Em março, o nome da antiga AES Tietê mudou oficialmente, na B3, para AES Brasil. Mais do que um simples alinhamento com a controladora, a norte-americana AES Corporation, a mudança coroa uma nova fase para a AES Brasil, que teve um 2021 bastante movimentado.
Sob nova direção – a economista Clarissa Sadock assumiu a presidência em janeiro –, com uma forte reestruturação societária, novas aquisições, aumento da capacidade instalada, estreia no Novo Mercado da B3, e, principalmente, uma aposta redobrada no mercado de energias renováveis, a companhia está mais alinhada do que nunca à agenda ESG.
O reconhecimento veio na forma de uma pontuação máxima “AAA” em ESG concedida pela agência de ratings MSCI, uma das mais importantes do mundo. Com isso, tornou-se a primeira e única companhia da América Latina com o selo.
A diversificação do portfólio de produção de energia da AES Brasil é parte fundamental nesse processo. A companhia, que hoje se concentra apenas na produção de energia, e não mais nos negócios de distribuição, administra 12 hidrelétricas, três parques eólicos e dois solares.
====
● TAREFAS
1. Repita as linhas da listagem que vão da linha com “data-point-totalt bbox=[224, 557, 235, 568]” até a linha com “legend-label-totalt: Totalt bbox=[623, 482, 666, 502]”, incluindo as duas.
2. Retome o texto sobre a AES Brasil a partir do ponto em que ele termina.
O texto sobre a AES Brasil e a listagem não têm nenhuma relação entre si.

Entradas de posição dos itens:
====
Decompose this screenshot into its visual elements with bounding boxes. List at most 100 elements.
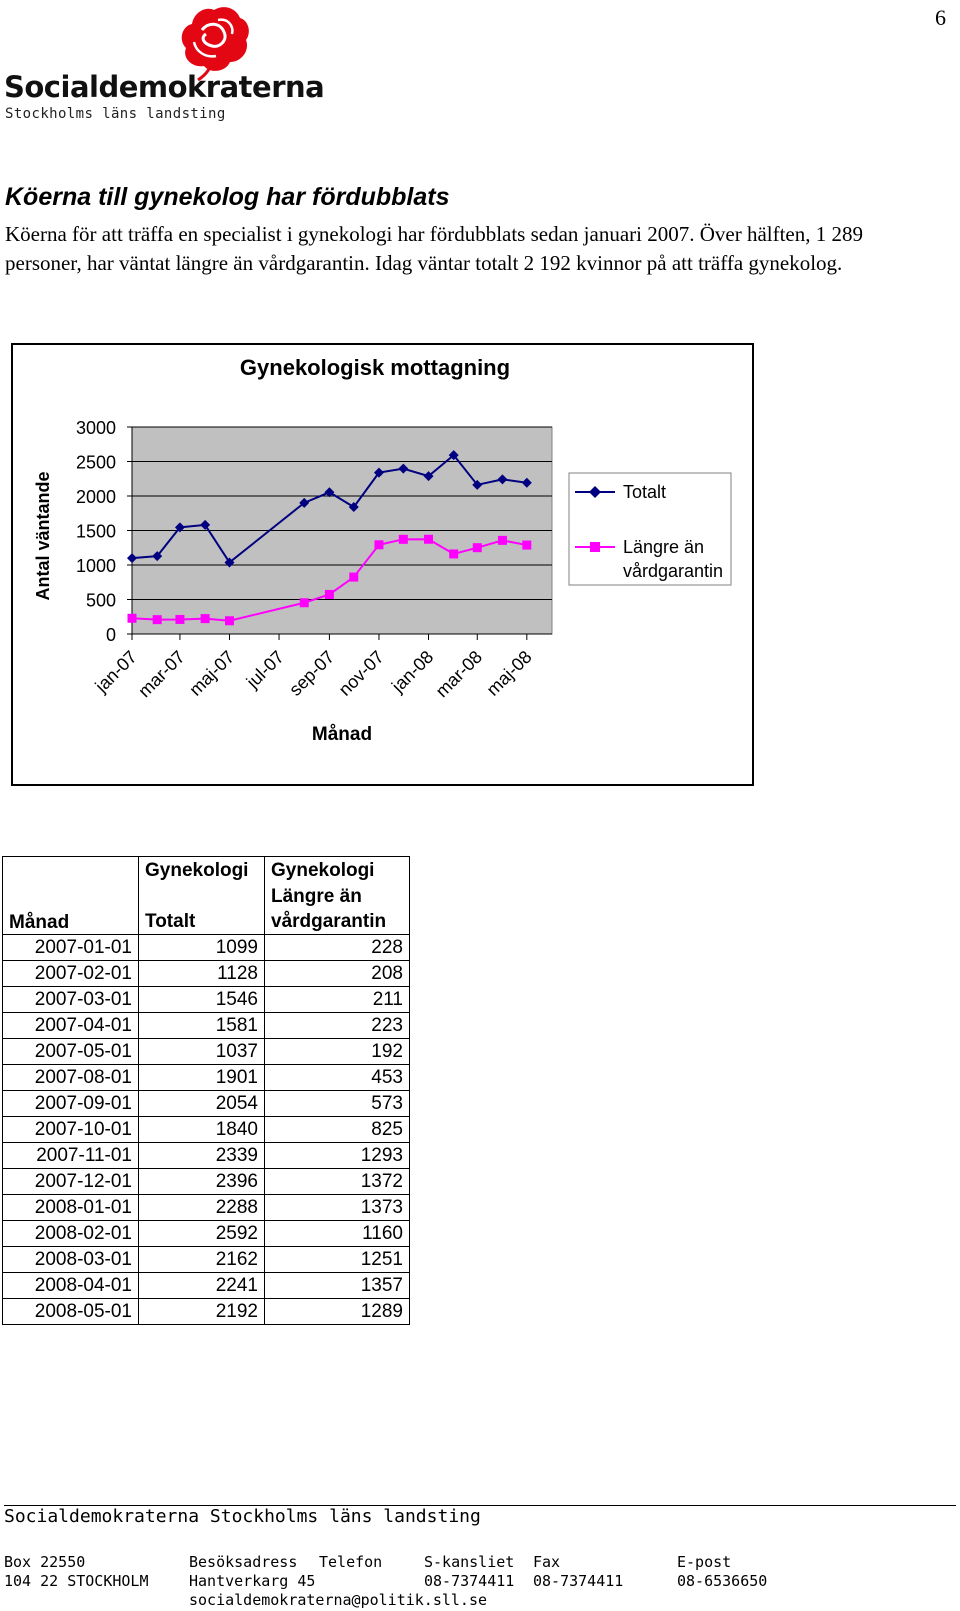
data-point-totalt bbox=[224, 557, 235, 568]
table-row: 2007-02-01 1128 208 bbox=[2, 960, 410, 987]
header-vg-top: Gynekologi bbox=[264, 856, 410, 883]
table-header-row-3: vårdgarantin bbox=[3, 908, 410, 935]
cell-vg: 1357 bbox=[264, 1272, 410, 1299]
cell-vg: 192 bbox=[264, 1038, 410, 1065]
cell-month: 2008-02-01 bbox=[2, 1220, 139, 1247]
data-point-totalt bbox=[200, 519, 211, 530]
cell-month: 2008-01-01 bbox=[2, 1194, 139, 1221]
y-tick-label: 1500 bbox=[76, 522, 116, 542]
cell-total: 1901 bbox=[138, 1064, 265, 1091]
legend-label-totalt: Totalt bbox=[623, 482, 666, 502]
data-point-vardgarantin bbox=[374, 540, 384, 550]
y-tick-label: 3000 bbox=[76, 418, 116, 438]
cell-month: 2008-03-01 bbox=[2, 1246, 139, 1273]
footer-office-phone: 08-7374411 bbox=[424, 1572, 515, 1590]
data-point-totalt bbox=[423, 471, 434, 482]
table-row: 2007-08-01 1901 453 bbox=[2, 1064, 410, 1091]
cell-vg: 1160 bbox=[264, 1220, 410, 1247]
line-chart: Gynekologisk mottagning Antal väntande M… bbox=[33, 355, 732, 745]
cell-vg: 1289 bbox=[264, 1298, 410, 1325]
page-number: 6 bbox=[935, 5, 946, 30]
logo: Socialdemokraterna Stockholms läns lands… bbox=[4, 2, 325, 122]
cell-total: 2192 bbox=[138, 1298, 265, 1325]
cell-total: 1099 bbox=[138, 934, 265, 961]
y-tick-label: 2000 bbox=[76, 487, 116, 507]
cell-month: 2007-12-01 bbox=[2, 1168, 139, 1195]
cell-total: 2241 bbox=[138, 1272, 265, 1299]
cell-month: 2008-04-01 bbox=[2, 1272, 139, 1299]
table-row: 2007-10-01 1840 825 bbox=[2, 1116, 410, 1143]
x-tick-label: mar-07 bbox=[134, 647, 188, 701]
footer-box: Box 22550 bbox=[4, 1553, 86, 1571]
cell-month: 2007-01-01 bbox=[2, 934, 139, 961]
cell-month: 2007-03-01 bbox=[2, 986, 139, 1013]
chart-title: Gynekologisk mottagning bbox=[240, 355, 510, 380]
data-point-vardgarantin bbox=[449, 549, 459, 559]
table-row: 2008-02-01 2592 1160 bbox=[2, 1220, 410, 1247]
table-row: 2007-04-01 1581 223 bbox=[2, 1012, 410, 1039]
footer-city: 104 22 STOCKHOLM bbox=[4, 1572, 149, 1590]
cell-total: 2592 bbox=[138, 1220, 265, 1247]
data-point-totalt bbox=[472, 479, 483, 490]
data-point-totalt bbox=[521, 477, 532, 488]
cell-total: 1037 bbox=[138, 1038, 265, 1065]
x-axis-label: Månad bbox=[312, 724, 372, 745]
footer-email-label: E-post bbox=[677, 1553, 732, 1571]
y-tick-label: 0 bbox=[106, 625, 116, 645]
y-axis-label: Antal väntande bbox=[33, 471, 53, 600]
x-tick-label: jul-07 bbox=[242, 647, 288, 693]
cell-total: 1128 bbox=[138, 960, 265, 987]
table-header-row-2: Totalt Längre än bbox=[3, 882, 410, 935]
chart-frame: Gynekologisk mottagning Antal väntande M… bbox=[11, 343, 754, 786]
article-intro: Köerna för att träffa en specialist i gy… bbox=[5, 222, 864, 275]
footer-fax-label: Fax bbox=[533, 1553, 561, 1571]
data-point-vardgarantin bbox=[424, 534, 434, 544]
cell-vg: 573 bbox=[264, 1090, 410, 1117]
data-point-totalt bbox=[448, 450, 459, 461]
x-tick-label: jan-08 bbox=[387, 647, 437, 697]
y-tick-label: 1000 bbox=[76, 556, 116, 576]
footer-divider bbox=[4, 1505, 956, 1506]
x-tick-label: maj-08 bbox=[483, 647, 536, 700]
header-month: Månad bbox=[2, 856, 139, 935]
footer-visit-value: Hantverkarg 45 bbox=[189, 1572, 316, 1590]
x-tick-label: sep-07 bbox=[285, 647, 338, 700]
table-row: 2007-11-01 2339 1293 bbox=[2, 1142, 410, 1169]
footer-org: Socialdemokraterna Stockholms läns lands… bbox=[4, 1506, 481, 1527]
cell-total: 2396 bbox=[138, 1168, 265, 1195]
cell-vg: 453 bbox=[264, 1064, 410, 1091]
cell-month: 2007-08-01 bbox=[2, 1064, 139, 1091]
footer-phone-label: Telefon bbox=[319, 1553, 383, 1571]
cell-vg: 1372 bbox=[264, 1168, 410, 1195]
cell-vg: 1293 bbox=[264, 1142, 410, 1169]
cell-total: 1581 bbox=[138, 1012, 265, 1039]
header-total-top: Gynekologi bbox=[138, 856, 265, 883]
footer-email-link[interactable]: socialdemokraterna@politik.sll.se bbox=[189, 1591, 488, 1609]
data-point-vardgarantin bbox=[349, 572, 359, 582]
cell-vg: 825 bbox=[264, 1116, 410, 1143]
cell-total: 2054 bbox=[138, 1090, 265, 1117]
data-table: Månad Gynekologi Gynekologi Totalt Längr… bbox=[2, 856, 410, 1325]
article-headline: Köerna till gynekolog har fördubblats bbox=[5, 183, 450, 211]
data-point-totalt bbox=[348, 502, 359, 513]
data-point-vardgarantin bbox=[127, 613, 137, 623]
x-tick-label: mar-08 bbox=[432, 647, 486, 701]
cell-month: 2007-02-01 bbox=[2, 960, 139, 987]
header-vg-mid: Längre än bbox=[264, 882, 410, 909]
table-row: 2007-01-01 1099 228 bbox=[2, 934, 410, 961]
footer-visit-label: Besöksadress bbox=[189, 1553, 298, 1571]
cell-vg: 223 bbox=[264, 1012, 410, 1039]
cell-vg: 1251 bbox=[264, 1246, 410, 1273]
cell-month: 2007-09-01 bbox=[2, 1090, 139, 1117]
data-point-vardgarantin bbox=[324, 589, 334, 599]
data-point-vardgarantin bbox=[497, 535, 507, 545]
cell-total: 2288 bbox=[138, 1194, 265, 1221]
cell-total: 1546 bbox=[138, 986, 265, 1013]
cell-vg: 1373 bbox=[264, 1194, 410, 1221]
table-row: 2007-03-01 1546 211 bbox=[2, 986, 410, 1013]
cell-total: 2162 bbox=[138, 1246, 265, 1273]
table-row: 2008-01-01 2288 1373 bbox=[2, 1194, 410, 1221]
cell-month: 2007-11-01 bbox=[2, 1142, 139, 1169]
data-point-totalt bbox=[174, 522, 185, 533]
data-point-vardgarantin bbox=[398, 534, 408, 544]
====
● RESPOSTAS DAS TAREFAS
1.
data-point-totalt bbox=[224, 557, 235, 568]
table-row: 2007-02-01 1128 208 bbox=[2, 960, 410, 987]
header-vg-top: Gynekologi bbox=[264, 856, 410, 883]
table-header-row-3: vårdgarantin bbox=[3, 908, 410, 935]
cell-vg: 1357 bbox=[264, 1272, 410, 1299]
cell-vg: 192 bbox=[264, 1038, 410, 1065]
cell-month: 2008-02-01 bbox=[2, 1220, 139, 1247]
data-point-totalt bbox=[200, 519, 211, 530]
cell-month: 2008-01-01 bbox=[2, 1194, 139, 1221]
y-tick-label: 1500 bbox=[76, 522, 116, 542]
cell-total: 1901 bbox=[138, 1064, 265, 1091]
legend-label-totalt: Totalt bbox=[623, 482, 666, 502]

2.
Até 2017, a então AES Tietê era uma empresa de energia exclusivamente hídrica. Com o passar do tempo, contudo, começou a perceber que “o risco hídrico, como estiagens prolongadas, trazia muita volatilidade para o negócio”, conta José Simão, diretor de planejamento estratégico e ESG. A decisão foi de manter o portfólio 100% renovável, mas agregar a ele iniciativas baseadas na força dos ventos e na radiação solar.
“A beleza desse movimento é que as fontes se complementam entre si, tanto nos meses do ano como nas horas do dia. As fontes solar e eólica tem uma complementariedade forte.”
Estudos apontam que enquanto o pico da geração de energia solar se dá por volta do meio-dia, o pico da geração eólica ocorre justamente à noite, por volta de 21h.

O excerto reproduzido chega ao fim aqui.